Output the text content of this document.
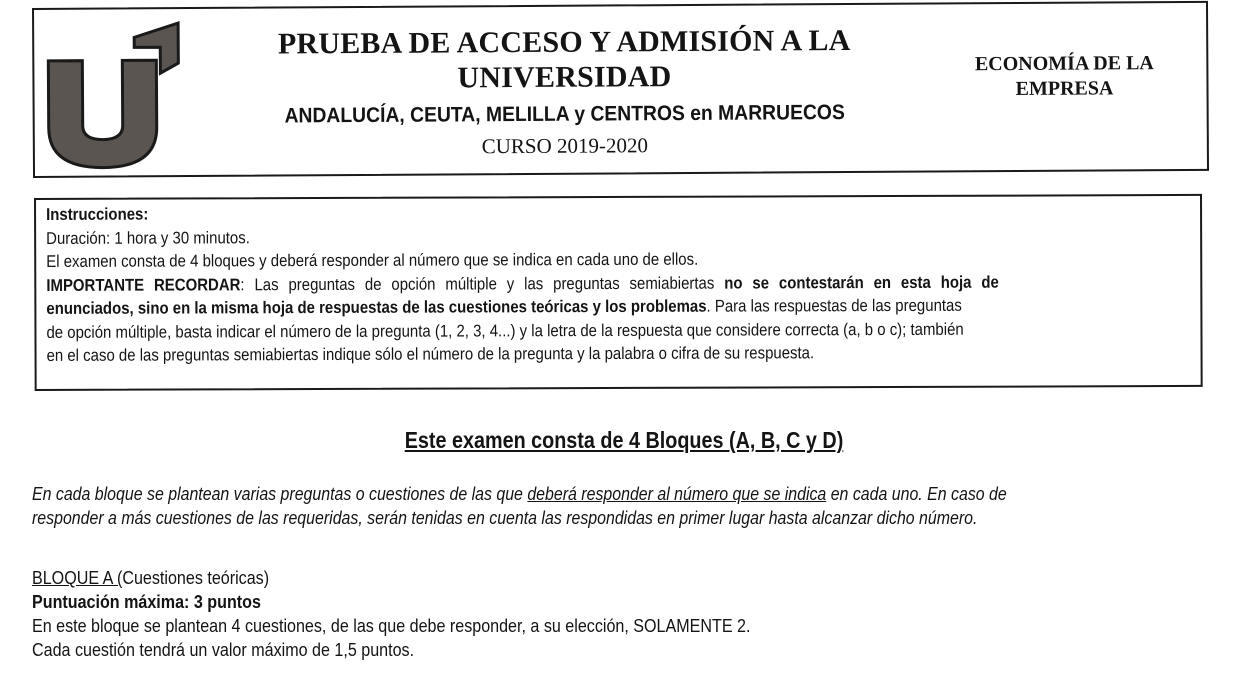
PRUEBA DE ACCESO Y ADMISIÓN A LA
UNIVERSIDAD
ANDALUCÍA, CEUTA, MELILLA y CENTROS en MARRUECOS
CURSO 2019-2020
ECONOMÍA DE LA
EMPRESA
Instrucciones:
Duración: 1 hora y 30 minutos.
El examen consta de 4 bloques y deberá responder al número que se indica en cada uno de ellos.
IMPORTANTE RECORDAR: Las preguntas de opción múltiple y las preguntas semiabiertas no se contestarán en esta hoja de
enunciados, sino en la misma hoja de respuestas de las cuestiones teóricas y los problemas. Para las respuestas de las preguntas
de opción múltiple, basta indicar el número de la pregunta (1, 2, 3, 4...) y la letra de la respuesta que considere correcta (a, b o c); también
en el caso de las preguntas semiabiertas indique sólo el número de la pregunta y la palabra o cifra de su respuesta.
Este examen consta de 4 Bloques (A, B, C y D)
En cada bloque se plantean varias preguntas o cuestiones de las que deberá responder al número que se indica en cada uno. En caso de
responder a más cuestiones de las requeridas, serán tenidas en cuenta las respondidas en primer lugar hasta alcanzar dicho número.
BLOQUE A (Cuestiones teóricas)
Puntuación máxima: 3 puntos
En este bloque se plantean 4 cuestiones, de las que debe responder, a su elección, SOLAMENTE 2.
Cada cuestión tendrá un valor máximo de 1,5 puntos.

———

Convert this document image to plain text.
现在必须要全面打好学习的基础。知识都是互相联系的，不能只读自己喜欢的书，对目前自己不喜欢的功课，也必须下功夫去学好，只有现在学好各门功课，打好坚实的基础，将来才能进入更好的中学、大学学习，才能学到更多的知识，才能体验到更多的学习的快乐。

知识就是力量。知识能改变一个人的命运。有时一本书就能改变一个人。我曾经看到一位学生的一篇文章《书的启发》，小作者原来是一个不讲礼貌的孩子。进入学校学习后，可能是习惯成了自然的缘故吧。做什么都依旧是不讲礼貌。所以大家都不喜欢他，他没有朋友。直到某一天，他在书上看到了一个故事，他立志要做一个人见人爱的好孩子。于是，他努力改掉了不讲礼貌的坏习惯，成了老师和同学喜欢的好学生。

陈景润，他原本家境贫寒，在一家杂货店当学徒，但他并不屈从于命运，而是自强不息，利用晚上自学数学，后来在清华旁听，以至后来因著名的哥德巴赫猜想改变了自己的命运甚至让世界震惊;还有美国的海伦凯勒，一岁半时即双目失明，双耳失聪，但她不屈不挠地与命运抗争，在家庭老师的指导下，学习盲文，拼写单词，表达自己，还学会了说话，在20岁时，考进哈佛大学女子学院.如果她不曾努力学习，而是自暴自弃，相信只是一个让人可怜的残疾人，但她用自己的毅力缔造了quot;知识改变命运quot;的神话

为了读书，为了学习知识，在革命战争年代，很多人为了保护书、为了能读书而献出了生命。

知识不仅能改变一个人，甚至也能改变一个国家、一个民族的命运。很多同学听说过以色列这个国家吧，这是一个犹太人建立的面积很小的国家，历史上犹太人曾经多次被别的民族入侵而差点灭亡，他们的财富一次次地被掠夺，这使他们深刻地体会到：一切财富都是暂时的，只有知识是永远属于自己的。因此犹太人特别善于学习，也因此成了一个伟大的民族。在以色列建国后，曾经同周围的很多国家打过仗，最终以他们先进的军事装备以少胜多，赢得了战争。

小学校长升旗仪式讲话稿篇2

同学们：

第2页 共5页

———

— TASK REQUIREMENTS —
Count how many lines hold the string "plantean" and give that number alone.

— TASK RESPONSE —
2